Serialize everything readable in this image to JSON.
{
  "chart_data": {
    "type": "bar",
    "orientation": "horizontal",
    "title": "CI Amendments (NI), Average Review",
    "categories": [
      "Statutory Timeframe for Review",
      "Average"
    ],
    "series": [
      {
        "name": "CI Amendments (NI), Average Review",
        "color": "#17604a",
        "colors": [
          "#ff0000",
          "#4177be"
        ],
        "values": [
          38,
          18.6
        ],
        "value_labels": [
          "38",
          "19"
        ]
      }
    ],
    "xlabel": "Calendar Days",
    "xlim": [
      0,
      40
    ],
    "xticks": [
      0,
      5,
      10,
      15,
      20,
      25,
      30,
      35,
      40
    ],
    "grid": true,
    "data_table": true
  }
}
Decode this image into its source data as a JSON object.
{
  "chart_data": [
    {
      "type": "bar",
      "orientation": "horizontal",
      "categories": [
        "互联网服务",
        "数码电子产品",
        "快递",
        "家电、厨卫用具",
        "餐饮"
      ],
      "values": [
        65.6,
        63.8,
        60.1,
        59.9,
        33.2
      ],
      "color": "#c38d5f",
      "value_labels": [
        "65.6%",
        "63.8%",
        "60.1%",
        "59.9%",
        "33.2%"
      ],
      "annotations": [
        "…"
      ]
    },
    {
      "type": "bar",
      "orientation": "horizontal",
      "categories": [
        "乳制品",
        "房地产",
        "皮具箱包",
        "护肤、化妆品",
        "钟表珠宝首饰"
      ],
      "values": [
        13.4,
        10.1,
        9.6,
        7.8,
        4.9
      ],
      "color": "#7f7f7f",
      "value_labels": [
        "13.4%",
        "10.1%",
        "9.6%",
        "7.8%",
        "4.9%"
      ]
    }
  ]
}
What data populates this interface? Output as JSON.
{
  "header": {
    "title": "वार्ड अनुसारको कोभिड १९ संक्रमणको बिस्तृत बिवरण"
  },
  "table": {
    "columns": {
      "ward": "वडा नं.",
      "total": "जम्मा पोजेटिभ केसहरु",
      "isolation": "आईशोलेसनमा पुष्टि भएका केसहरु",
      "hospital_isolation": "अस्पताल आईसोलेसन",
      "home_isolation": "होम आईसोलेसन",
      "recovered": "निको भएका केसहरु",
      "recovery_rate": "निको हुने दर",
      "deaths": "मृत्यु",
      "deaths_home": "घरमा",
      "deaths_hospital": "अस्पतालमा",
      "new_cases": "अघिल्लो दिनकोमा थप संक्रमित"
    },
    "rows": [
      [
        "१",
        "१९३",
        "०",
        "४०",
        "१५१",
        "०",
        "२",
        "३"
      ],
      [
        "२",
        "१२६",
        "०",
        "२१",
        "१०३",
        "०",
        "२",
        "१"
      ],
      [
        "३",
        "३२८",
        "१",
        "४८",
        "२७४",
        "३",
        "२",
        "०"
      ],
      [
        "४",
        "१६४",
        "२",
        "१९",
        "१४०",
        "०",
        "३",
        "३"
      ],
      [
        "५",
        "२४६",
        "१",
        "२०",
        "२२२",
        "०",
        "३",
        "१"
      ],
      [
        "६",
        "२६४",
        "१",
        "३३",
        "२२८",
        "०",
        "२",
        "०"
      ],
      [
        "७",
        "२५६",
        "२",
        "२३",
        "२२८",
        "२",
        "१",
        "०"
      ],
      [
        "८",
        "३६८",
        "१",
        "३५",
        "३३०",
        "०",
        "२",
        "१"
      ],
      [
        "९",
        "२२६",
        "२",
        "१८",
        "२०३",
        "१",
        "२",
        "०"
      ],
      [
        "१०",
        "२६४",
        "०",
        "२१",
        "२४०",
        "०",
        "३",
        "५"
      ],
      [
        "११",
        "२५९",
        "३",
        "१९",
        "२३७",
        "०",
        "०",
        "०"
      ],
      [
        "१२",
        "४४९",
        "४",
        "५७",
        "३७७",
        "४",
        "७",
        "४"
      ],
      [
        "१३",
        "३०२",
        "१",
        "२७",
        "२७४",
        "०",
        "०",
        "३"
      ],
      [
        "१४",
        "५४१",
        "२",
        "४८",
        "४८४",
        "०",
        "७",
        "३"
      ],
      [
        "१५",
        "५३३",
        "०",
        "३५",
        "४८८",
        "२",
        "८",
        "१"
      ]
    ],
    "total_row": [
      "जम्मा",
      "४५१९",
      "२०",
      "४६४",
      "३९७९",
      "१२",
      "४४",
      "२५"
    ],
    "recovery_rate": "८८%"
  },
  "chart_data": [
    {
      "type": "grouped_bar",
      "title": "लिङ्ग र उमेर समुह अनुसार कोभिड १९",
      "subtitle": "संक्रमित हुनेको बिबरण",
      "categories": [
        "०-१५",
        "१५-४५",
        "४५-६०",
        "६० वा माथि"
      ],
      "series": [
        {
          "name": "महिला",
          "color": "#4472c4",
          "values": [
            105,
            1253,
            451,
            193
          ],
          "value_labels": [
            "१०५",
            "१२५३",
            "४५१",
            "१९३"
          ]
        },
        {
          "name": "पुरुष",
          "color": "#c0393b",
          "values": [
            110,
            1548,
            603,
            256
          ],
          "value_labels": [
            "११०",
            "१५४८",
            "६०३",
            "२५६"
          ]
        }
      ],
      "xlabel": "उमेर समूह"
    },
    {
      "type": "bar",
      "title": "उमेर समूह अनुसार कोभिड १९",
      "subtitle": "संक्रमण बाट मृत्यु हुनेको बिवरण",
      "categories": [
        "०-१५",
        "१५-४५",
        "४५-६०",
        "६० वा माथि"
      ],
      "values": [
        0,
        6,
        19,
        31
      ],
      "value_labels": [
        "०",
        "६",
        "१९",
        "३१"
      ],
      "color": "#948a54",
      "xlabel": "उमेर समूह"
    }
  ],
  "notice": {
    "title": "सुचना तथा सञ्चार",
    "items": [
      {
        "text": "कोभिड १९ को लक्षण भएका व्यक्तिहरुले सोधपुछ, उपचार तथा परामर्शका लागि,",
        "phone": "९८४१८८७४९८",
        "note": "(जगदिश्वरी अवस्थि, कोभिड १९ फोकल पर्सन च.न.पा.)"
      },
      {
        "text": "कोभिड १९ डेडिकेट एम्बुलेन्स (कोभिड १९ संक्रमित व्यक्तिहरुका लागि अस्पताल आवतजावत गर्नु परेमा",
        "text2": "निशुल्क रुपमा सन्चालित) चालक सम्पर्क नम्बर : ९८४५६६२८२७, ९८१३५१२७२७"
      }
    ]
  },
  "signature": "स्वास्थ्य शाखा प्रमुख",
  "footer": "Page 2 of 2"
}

## [Task objective]
Give the number of lines in the entries that include the string "image", and nothing more.

## [Solution]
2